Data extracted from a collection

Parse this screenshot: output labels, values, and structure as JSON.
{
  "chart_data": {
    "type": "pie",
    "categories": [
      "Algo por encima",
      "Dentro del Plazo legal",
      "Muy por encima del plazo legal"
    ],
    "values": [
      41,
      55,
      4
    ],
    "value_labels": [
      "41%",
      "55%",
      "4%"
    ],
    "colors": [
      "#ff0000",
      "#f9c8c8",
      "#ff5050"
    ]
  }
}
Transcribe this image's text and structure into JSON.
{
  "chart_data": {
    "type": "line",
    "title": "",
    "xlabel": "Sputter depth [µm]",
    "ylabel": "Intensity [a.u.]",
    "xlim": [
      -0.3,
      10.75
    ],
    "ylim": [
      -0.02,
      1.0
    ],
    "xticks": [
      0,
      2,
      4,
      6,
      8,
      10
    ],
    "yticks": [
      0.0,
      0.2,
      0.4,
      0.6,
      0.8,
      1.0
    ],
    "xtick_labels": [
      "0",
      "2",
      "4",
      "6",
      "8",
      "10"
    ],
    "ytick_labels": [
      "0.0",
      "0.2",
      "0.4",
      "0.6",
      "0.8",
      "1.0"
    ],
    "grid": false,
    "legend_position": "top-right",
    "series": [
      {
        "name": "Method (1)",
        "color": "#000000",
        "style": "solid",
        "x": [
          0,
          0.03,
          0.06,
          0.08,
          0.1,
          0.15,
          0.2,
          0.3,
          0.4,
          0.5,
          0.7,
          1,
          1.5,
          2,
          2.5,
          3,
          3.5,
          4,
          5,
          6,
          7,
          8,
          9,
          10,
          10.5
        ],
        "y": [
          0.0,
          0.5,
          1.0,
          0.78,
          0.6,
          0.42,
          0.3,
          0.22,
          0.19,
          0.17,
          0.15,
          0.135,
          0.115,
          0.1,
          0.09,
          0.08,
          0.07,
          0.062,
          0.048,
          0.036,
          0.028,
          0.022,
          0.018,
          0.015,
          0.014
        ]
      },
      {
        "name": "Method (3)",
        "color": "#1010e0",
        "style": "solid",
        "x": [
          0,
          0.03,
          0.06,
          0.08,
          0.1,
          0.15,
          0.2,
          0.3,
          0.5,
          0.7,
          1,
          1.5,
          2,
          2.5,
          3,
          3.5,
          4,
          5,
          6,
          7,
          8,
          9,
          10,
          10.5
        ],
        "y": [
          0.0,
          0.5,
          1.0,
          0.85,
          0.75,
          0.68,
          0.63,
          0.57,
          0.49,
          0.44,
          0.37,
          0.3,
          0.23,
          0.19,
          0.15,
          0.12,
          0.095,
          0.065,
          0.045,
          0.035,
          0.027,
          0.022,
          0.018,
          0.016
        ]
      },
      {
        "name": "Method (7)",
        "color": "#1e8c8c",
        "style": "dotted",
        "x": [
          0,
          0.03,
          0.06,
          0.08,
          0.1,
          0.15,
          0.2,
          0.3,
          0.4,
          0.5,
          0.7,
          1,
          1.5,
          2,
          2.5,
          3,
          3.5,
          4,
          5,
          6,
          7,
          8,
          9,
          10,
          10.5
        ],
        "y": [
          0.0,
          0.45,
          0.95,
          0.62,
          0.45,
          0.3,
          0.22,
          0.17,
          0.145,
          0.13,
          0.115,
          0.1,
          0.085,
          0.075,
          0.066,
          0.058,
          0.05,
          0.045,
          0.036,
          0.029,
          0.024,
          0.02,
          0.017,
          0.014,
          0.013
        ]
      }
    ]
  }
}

What this task involves » Compute the number of lines above that contain the string "Method". Reply with that value only.

Solution below » 3